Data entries
§

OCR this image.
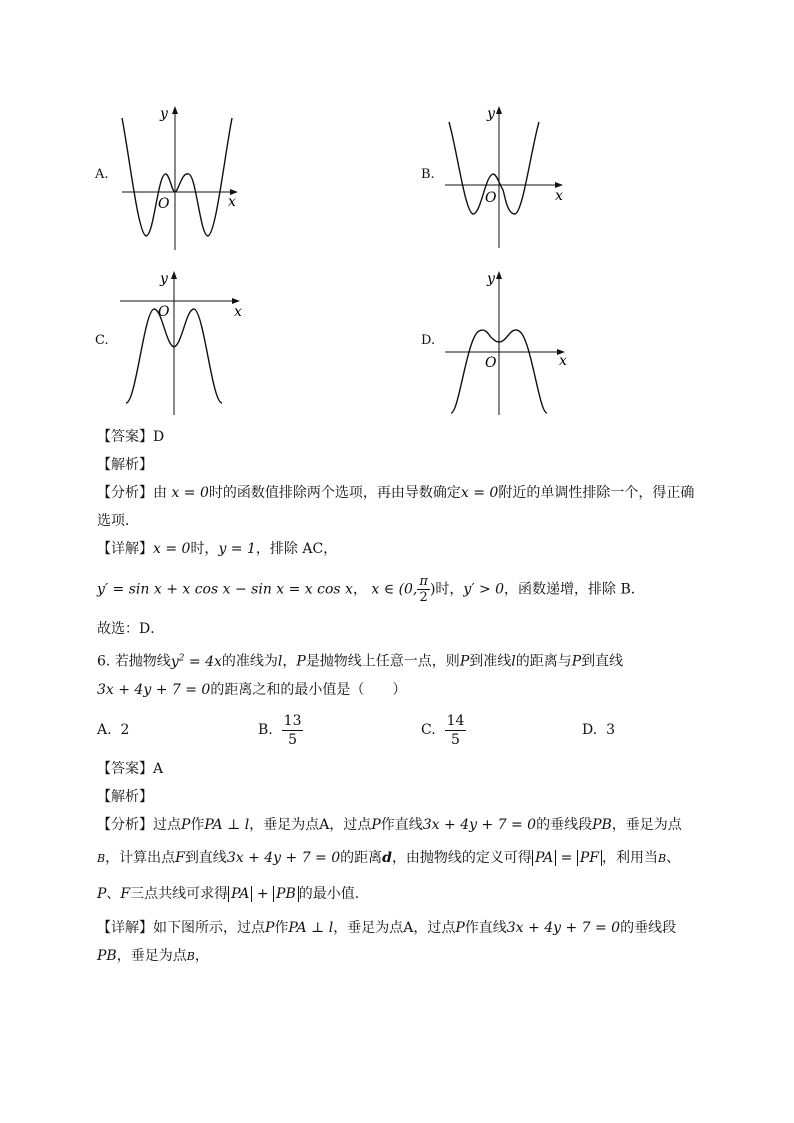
A.
y
x
O
B.
y
x
O
C.
y
x
O
D.
y
x
O
【答案】D
【解析】
【分析】由 x = 0时的函数值排除两个选项，再由导数确定x = 0附近的单调性排除一个，得正确
选项．
【详解】x = 0时，y = 1，排除 AC，
y′ = sin x + x cos x − sin x = x cos x， x ∈ (0, $\frac{\pi}{2}$ )时，y′ > 0，函数递增，排除 B．
故选：D．
6. 若抛物线$y^2 = 4x$的准线为l，P是抛物线上任意一点，则P到准线l的距离与P到直线
3x + 4y + 7 = 0的距离之和的最小值是（　　）
A. 2	B. $\frac{13}{5}$	C. $\frac{14}{5}$	D. 3
【答案】A
【解析】
【分析】过点P作PA ⊥ l，垂足为点A，过点P作直线3x + 4y + 7 = 0的垂线段PB，垂足为点
B，计算出点F到直线3x + 4y + 7 = 0的距离d，由抛物线的定义可得 PA = PF ，利用当B、
P、F三点共线可求得 PA + PB 的最小值.
【详解】如下图所示，过点P作PA ⊥ l，垂足为点A，过点P作直线3x + 4y + 7 = 0的垂线段
PB，垂足为点B，
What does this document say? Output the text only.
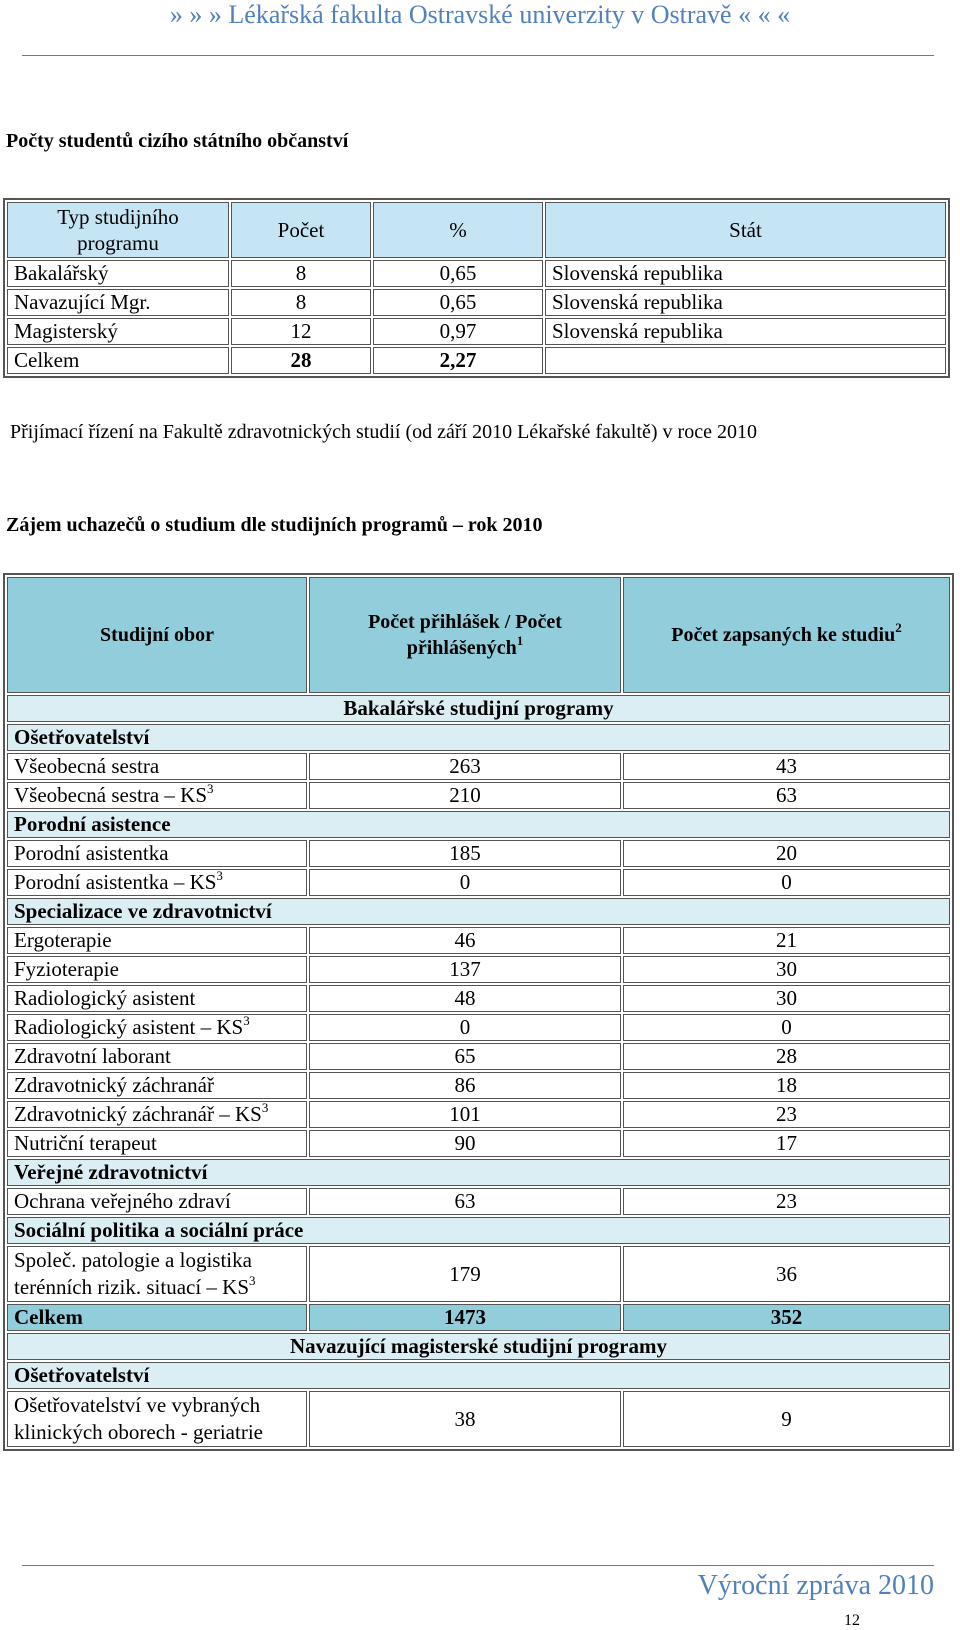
» » » Lékařská fakulta Ostravské univerzity v Ostravě « « «
Počty studentů cizího státního občanství
Typ studijního programu	Počet	%	Stát
Bakalářský	8	0,65	Slovenská republika
Navazující Mgr.	8	0,65	Slovenská republika
Magisterský	12	0,97	Slovenská republika
Celkem	28	2,27	
Přijímací řízení na Fakultě zdravotnických studií (od září 2010 Lékařské fakultě) v roce 2010
Zájem uchazečů o studium dle studijních programů – rok 2010
Studijní obor	Počet přihlášek / Počet přihlášených$^1$	Počet zapsaných ke studiu$^2$
Bakalářské studijní programy		
Ošetřovatelství		
Všeobecná sestra	263	43
Všeobecná sestra – $KS^3$	210	63
Porodní asistence		
Porodní asistentka	185	20
Porodní asistentka – $KS^3$	0	0
Specializace ve zdravotnictví		
Ergoterapie	46	21
Fyzioterapie	137	30
Radiologický asistent	48	30
Radiologický asistent – $KS^3$	0	0
Zdravotní laborant	65	28
Zdravotnický záchranář	86	18
Zdravotnický záchranář – $KS^3$	101	23
Nutriční terapeut	90	17
Veřejné zdravotnictví		
Ochrana veřejného zdraví	63	23
Sociální politika a sociální práce		
Společ. patologie a logistika terénních rizik. situací – $KS^3$	179	36
Celkem	1473	352
Navazující magisterské studijní programy		
Ošetřovatelství		
Ošetřovatelství ve vybraných klinických oborech - geriatrie	38	9
Výroční zpráva 2010
12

§

WHAT YOU ARE ASKED TO DO:
Reproduce all entries without any change, and omit the pictures.

SOLUTION TO THIS EXERCISE:
OCR this image.
A.
y
x
O
B.
y
x
O
C.
y
x
O
D.
y
x
O
【答案】D
【解析】
【分析】由 x = 0时的函数值排除两个选项，再由导数确定x = 0附近的单调性排除一个，得正确
选项．
【详解】x = 0时，y = 1，排除 AC，
y′ = sin x + x cos x − sin x = x cos x， x ∈ (0, $\frac{\pi}{2}$ )时，y′ > 0，函数递增，排除 B．
故选：D．
6. 若抛物线$y^2 = 4x$的准线为l，P是抛物线上任意一点，则P到准线l的距离与P到直线
3x + 4y + 7 = 0的距离之和的最小值是（　　）
A. 2	B. $\frac{13}{5}$	C. $\frac{14}{5}$	D. 3
【答案】A
【解析】
【分析】过点P作PA ⊥ l，垂足为点A，过点P作直线3x + 4y + 7 = 0的垂线段PB，垂足为点
B，计算出点F到直线3x + 4y + 7 = 0的距离d，由抛物线的定义可得 PA = PF ，利用当B、
P、F三点共线可求得 PA + PB 的最小值.
【详解】如下图所示，过点P作PA ⊥ l，垂足为点A，过点P作直线3x + 4y + 7 = 0的垂线段
PB，垂足为点B，
What does this document say? Output the text only.
» » » Lékařská fakulta Ostravské univerzity v Ostravě « « «
Počty studentů cizího státního občanství
Typ studijního programu	Počet	%	Stát
Bakalářský	8	0,65	Slovenská republika
Navazující Mgr.	8	0,65	Slovenská republika
Magisterský	12	0,97	Slovenská republika
Celkem	28	2,27	
Přijímací řízení na Fakultě zdravotnických studií (od září 2010 Lékařské fakultě) v roce 2010
Zájem uchazečů o studium dle studijních programů – rok 2010
Studijní obor	Počet přihlášek / Počet přihlášených$^1$	Počet zapsaných ke studiu$^2$
Bakalářské studijní programy		
Ošetřovatelství		
Všeobecná sestra	263	43
Všeobecná sestra – $KS^3$	210	63
Porodní asistence		
Porodní asistentka	185	20
Porodní asistentka – $KS^3$	0	0
Specializace ve zdravotnictví		
Ergoterapie	46	21
Fyzioterapie	137	30
Radiologický asistent	48	30
Radiologický asistent – $KS^3$	0	0
Zdravotní laborant	65	28
Zdravotnický záchranář	86	18
Zdravotnický záchranář – $KS^3$	101	23
Nutriční terapeut	90	17
Veřejné zdravotnictví		
Ochrana veřejného zdraví	63	23
Sociální politika a sociální práce		
Společ. patologie a logistika terénních rizik. situací – $KS^3$	179	36
Celkem	1473	352
Navazující magisterské studijní programy		
Ošetřovatelství		
Ošetřovatelství ve vybraných klinických oborech - geriatrie	38	9
Výroční zpráva 2010
12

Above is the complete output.